* _Work to complete_
Copy, from the entries below, each line in which the string "values" appears.

[Extracts from a graphics dataset]
----------------

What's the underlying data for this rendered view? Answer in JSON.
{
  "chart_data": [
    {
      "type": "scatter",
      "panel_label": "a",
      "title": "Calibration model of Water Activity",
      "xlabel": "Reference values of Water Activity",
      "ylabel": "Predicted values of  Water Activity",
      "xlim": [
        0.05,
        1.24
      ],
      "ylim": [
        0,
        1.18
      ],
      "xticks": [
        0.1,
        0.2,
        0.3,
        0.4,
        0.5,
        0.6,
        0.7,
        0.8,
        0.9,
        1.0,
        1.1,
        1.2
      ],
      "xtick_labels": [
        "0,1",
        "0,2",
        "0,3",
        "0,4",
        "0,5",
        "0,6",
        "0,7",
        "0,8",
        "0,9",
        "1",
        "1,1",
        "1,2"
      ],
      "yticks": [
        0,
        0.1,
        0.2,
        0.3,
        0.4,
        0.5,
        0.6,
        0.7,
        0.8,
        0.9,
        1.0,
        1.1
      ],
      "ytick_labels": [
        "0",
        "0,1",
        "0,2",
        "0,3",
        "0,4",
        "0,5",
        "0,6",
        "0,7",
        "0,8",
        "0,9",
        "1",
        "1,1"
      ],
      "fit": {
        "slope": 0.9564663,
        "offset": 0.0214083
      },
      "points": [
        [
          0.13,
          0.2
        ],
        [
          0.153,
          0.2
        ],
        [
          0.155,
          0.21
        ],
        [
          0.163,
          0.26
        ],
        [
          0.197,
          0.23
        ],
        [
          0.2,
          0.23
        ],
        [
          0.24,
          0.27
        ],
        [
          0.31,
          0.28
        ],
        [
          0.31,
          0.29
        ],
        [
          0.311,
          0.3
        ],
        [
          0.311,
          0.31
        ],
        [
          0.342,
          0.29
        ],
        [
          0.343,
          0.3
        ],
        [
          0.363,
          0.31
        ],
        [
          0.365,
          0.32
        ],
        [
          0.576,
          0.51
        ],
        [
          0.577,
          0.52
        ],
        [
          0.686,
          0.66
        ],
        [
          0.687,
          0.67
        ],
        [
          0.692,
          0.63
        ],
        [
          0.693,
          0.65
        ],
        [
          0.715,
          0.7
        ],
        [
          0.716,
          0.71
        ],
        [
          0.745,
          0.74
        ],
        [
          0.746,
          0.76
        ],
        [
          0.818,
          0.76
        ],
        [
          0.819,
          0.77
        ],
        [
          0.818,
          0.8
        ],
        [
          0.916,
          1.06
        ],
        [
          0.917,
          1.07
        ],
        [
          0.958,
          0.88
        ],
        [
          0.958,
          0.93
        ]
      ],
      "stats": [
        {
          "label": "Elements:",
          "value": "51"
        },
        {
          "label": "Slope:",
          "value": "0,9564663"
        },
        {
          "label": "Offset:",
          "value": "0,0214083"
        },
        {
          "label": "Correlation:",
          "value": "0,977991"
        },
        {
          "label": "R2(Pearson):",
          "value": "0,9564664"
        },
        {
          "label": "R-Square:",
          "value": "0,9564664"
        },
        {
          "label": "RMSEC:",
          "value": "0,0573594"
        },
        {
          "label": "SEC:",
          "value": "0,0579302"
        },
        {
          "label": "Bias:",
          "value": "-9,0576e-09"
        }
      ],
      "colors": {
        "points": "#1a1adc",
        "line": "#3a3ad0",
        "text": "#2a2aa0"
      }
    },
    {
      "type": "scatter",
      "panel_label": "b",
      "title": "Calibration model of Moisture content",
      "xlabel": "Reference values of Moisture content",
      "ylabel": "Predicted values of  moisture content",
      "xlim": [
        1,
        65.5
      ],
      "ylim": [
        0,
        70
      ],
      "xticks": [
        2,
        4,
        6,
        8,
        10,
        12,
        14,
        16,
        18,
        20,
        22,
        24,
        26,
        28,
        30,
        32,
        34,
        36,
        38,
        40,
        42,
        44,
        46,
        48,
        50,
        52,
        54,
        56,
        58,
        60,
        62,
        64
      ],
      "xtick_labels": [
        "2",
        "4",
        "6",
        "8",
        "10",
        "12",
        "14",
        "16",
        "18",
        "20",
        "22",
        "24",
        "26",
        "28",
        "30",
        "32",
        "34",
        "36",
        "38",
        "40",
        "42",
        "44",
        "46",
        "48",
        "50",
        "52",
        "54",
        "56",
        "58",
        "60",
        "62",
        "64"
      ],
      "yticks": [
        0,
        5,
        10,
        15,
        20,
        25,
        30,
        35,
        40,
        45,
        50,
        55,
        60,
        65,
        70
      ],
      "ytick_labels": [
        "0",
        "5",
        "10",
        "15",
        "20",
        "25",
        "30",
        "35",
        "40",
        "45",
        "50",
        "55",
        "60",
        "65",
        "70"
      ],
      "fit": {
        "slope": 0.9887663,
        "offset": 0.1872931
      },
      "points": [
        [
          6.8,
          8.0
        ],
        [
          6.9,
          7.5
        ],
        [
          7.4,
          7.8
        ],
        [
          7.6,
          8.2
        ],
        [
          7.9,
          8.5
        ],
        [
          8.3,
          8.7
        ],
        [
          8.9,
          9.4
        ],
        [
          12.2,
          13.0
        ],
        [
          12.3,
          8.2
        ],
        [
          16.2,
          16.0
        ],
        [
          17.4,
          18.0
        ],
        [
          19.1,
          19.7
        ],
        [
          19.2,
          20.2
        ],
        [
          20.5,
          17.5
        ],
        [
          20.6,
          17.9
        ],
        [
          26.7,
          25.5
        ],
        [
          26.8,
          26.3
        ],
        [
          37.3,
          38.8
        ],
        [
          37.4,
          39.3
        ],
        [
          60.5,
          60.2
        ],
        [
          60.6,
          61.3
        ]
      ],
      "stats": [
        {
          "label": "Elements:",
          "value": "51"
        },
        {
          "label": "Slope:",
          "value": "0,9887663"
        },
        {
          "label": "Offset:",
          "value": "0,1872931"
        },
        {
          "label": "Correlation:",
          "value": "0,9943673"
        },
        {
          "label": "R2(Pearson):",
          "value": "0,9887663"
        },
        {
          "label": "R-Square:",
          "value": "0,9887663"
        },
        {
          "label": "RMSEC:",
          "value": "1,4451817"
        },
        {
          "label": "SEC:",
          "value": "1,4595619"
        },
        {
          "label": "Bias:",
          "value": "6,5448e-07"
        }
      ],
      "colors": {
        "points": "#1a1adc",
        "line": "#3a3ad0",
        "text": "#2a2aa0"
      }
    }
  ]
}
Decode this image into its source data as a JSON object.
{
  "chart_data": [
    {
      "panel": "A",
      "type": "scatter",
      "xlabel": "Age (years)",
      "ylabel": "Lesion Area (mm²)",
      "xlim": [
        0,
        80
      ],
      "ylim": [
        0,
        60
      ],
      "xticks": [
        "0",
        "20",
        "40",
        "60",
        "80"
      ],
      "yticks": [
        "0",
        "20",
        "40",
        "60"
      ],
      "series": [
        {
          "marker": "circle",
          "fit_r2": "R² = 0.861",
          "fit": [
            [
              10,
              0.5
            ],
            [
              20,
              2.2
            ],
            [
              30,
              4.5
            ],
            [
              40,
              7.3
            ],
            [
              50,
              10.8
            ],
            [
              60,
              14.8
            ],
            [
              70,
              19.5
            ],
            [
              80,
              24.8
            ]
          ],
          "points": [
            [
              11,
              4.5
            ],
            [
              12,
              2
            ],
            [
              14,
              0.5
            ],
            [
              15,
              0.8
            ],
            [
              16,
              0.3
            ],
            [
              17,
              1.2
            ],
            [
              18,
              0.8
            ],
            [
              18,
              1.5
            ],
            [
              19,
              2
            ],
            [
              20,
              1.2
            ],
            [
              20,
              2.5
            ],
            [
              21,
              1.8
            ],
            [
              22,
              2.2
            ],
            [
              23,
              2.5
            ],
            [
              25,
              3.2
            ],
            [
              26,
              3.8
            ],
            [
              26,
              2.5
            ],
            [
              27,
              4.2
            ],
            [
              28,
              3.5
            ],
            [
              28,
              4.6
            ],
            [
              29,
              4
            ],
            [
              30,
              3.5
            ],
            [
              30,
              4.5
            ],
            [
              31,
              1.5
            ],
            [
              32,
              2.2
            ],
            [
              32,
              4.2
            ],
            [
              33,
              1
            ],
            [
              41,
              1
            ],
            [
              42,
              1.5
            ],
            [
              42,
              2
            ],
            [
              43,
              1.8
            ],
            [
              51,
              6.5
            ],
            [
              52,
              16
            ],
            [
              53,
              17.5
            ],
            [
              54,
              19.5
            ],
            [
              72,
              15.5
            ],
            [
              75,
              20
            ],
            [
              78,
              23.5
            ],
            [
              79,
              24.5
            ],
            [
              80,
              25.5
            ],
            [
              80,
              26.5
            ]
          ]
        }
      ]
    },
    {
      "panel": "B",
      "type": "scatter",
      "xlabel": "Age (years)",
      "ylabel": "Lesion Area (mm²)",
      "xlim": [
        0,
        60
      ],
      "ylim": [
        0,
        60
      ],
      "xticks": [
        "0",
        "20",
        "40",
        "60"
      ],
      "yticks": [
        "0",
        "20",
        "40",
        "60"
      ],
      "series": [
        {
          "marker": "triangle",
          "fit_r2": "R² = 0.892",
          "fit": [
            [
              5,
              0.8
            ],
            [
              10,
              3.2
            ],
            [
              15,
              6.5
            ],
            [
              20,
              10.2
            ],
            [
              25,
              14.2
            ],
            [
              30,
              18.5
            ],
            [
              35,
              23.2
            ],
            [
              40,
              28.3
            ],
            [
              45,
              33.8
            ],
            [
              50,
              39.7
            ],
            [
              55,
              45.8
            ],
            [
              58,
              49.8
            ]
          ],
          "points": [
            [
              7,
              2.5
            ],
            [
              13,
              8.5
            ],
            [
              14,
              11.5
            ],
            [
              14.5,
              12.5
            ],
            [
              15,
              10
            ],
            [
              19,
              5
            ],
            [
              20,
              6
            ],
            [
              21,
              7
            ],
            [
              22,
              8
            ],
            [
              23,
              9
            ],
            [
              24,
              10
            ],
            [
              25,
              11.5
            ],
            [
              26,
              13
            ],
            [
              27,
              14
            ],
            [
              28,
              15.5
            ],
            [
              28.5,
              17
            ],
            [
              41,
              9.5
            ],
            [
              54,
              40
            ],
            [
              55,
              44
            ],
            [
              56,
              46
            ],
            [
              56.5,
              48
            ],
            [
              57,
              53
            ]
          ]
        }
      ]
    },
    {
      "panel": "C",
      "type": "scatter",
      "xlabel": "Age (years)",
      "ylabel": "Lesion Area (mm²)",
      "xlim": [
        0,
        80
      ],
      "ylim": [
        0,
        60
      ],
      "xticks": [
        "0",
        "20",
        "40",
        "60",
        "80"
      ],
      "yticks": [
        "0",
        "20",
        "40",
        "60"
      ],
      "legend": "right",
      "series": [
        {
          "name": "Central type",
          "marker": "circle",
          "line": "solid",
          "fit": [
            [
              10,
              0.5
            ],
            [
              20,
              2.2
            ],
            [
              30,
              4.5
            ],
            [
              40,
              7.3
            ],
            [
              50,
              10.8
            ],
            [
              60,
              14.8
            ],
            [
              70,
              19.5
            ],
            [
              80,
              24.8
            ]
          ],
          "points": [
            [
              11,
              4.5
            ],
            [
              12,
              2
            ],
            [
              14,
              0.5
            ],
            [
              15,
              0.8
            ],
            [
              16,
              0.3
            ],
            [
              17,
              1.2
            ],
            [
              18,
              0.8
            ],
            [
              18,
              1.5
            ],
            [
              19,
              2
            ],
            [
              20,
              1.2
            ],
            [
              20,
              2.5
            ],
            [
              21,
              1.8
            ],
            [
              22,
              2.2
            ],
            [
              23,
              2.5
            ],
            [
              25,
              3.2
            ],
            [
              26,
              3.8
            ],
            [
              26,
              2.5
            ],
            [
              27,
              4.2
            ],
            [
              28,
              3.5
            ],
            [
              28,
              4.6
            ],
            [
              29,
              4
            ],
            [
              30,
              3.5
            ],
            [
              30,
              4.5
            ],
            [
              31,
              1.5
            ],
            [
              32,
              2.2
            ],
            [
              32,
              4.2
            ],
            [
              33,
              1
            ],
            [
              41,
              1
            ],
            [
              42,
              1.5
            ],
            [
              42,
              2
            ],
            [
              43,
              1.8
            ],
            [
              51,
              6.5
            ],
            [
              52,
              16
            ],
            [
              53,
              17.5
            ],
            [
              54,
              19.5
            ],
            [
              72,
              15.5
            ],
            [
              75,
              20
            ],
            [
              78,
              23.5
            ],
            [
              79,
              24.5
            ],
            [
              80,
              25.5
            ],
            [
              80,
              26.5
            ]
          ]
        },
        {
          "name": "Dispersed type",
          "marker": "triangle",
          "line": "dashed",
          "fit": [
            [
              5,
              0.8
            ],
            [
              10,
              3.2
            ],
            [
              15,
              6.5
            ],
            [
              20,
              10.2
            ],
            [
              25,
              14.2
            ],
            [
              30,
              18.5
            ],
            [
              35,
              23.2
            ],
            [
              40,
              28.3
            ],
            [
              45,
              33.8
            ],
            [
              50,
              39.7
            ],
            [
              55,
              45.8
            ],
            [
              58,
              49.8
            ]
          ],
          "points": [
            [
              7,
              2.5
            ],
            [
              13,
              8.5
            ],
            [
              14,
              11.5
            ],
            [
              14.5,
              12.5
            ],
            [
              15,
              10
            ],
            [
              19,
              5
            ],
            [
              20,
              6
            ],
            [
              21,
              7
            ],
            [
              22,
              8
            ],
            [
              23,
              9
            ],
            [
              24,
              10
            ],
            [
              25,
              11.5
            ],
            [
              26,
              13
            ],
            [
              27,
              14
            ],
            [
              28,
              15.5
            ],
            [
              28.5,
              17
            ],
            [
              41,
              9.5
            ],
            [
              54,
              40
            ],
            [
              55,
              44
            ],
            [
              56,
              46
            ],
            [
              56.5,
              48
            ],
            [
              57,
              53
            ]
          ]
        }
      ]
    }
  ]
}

----------------

* _Finished answer_
      "xlabel": "Reference values of Water Activity",
      "ylabel": "Predicted values of  Water Activity",
      "xlabel": "Reference values of Moisture content",
      "ylabel": "Predicted values of  moisture content",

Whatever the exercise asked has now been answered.